TASK INSTRUCTIONS:
Could you copy every line from the material below in which "data" appears?

Stored items:
-------

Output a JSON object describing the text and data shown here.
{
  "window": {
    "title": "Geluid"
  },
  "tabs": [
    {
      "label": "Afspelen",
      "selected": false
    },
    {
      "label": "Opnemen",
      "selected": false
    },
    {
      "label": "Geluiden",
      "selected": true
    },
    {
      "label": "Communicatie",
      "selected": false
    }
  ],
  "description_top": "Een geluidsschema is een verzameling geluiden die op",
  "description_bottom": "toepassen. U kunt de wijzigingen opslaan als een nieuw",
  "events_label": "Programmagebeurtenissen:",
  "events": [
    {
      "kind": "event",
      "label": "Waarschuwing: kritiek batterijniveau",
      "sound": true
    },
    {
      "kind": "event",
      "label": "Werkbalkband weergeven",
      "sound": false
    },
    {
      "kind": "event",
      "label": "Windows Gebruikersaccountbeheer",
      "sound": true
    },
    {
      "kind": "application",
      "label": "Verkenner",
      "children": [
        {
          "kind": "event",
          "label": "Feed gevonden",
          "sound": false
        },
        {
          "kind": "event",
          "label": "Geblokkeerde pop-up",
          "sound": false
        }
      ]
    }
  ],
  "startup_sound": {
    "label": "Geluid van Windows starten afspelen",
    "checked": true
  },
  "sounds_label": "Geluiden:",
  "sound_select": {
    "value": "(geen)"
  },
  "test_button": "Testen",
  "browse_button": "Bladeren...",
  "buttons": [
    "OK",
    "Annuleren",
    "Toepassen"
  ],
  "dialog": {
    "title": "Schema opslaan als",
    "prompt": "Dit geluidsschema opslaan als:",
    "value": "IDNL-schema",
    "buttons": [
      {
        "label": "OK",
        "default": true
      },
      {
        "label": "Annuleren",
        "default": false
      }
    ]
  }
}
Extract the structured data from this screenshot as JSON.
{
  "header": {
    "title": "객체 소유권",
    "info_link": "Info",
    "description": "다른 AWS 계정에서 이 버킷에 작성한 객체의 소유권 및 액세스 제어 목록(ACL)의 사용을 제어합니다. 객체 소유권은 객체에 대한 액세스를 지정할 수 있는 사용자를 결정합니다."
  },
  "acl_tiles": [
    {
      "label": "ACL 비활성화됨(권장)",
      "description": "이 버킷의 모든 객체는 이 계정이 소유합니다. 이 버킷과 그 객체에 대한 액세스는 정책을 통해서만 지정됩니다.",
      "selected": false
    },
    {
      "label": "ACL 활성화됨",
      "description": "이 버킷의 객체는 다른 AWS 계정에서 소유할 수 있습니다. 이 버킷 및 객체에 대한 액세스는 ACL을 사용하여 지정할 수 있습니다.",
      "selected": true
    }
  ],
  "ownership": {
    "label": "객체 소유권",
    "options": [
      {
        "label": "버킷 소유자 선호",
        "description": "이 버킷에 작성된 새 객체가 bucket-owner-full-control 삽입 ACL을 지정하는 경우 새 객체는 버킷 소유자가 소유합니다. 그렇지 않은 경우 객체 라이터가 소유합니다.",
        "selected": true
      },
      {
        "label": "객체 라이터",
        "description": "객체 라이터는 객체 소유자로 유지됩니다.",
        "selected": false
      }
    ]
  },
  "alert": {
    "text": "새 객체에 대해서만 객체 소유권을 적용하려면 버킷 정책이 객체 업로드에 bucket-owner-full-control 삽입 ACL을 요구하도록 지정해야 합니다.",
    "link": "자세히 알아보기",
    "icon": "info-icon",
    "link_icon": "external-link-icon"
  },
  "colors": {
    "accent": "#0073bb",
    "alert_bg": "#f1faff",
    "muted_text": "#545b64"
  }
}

-------

IN RESPONSE:
Output a JSON object describing the text and data shown here.
Extract the structured data from this screenshot as JSON.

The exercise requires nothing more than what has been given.